Begin DATA ENTRIES

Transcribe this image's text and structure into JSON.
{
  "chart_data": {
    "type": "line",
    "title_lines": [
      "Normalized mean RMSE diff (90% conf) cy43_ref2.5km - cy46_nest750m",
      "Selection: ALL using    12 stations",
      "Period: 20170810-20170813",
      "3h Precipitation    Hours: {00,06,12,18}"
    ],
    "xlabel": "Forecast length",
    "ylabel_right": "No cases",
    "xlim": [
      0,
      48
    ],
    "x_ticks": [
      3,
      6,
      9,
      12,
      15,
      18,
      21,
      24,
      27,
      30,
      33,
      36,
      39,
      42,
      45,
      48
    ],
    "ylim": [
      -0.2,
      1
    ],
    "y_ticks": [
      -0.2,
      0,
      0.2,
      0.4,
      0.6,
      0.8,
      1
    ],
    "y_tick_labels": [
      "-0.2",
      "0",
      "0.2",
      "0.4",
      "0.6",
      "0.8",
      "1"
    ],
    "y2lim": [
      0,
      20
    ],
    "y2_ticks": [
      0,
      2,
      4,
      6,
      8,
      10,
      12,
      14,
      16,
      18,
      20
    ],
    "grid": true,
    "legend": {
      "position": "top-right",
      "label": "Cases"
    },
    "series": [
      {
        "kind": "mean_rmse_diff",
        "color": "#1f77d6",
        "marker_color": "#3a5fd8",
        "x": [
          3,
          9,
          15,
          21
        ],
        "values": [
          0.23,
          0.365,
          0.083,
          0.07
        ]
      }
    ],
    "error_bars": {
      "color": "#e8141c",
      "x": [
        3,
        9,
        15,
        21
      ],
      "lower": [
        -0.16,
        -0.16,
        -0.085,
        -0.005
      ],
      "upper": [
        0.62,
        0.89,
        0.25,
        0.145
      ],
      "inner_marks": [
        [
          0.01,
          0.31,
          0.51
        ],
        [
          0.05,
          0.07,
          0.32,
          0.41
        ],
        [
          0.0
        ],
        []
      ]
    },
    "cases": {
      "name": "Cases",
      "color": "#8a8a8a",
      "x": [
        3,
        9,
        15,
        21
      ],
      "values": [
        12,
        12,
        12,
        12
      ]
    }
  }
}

End DATA ENTRIES

— REQUIREMENTS —
Give all the entries again exactly; leave none out.

— OUTPUT BELOW —
Transcribe this image's text and structure into JSON.
{
  "chart_data": {
    "type": "line",
    "title_lines": [
      "Normalized mean RMSE diff (90% conf) cy43_ref2.5km - cy46_nest750m",
      "Selection: ALL using    12 stations",
      "Period: 20170810-20170813",
      "3h Precipitation    Hours: {00,06,12,18}"
    ],
    "xlabel": "Forecast length",
    "ylabel_right": "No cases",
    "xlim": [
      0,
      48
    ],
    "x_ticks": [
      3,
      6,
      9,
      12,
      15,
      18,
      21,
      24,
      27,
      30,
      33,
      36,
      39,
      42,
      45,
      48
    ],
    "ylim": [
      -0.2,
      1
    ],
    "y_ticks": [
      -0.2,
      0,
      0.2,
      0.4,
      0.6,
      0.8,
      1
    ],
    "y_tick_labels": [
      "-0.2",
      "0",
      "0.2",
      "0.4",
      "0.6",
      "0.8",
      "1"
    ],
    "y2lim": [
      0,
      20
    ],
    "y2_ticks": [
      0,
      2,
      4,
      6,
      8,
      10,
      12,
      14,
      16,
      18,
      20
    ],
    "grid": true,
    "legend": {
      "position": "top-right",
      "label": "Cases"
    },
    "series": [
      {
        "kind": "mean_rmse_diff",
        "color": "#1f77d6",
        "marker_color": "#3a5fd8",
        "x": [
          3,
          9,
          15,
          21
        ],
        "values": [
          0.23,
          0.365,
          0.083,
          0.07
        ]
      }
    ],
    "error_bars": {
      "color": "#e8141c",
      "x": [
        3,
        9,
        15,
        21
      ],
      "lower": [
        -0.16,
        -0.16,
        -0.085,
        -0.005
      ],
      "upper": [
        0.62,
        0.89,
        0.25,
        0.145
      ],
      "inner_marks": [
        [
          0.01,
          0.31,
          0.51
        ],
        [
          0.05,
          0.07,
          0.32,
          0.41
        ],
        [
          0.0
        ],
        []
      ]
    },
    "cases": {
      "name": "Cases",
      "color": "#8a8a8a",
      "x": [
        3,
        9,
        15,
        21
      ],
      "values": [
        12,
        12,
        12,
        12
      ]
    }
  }
}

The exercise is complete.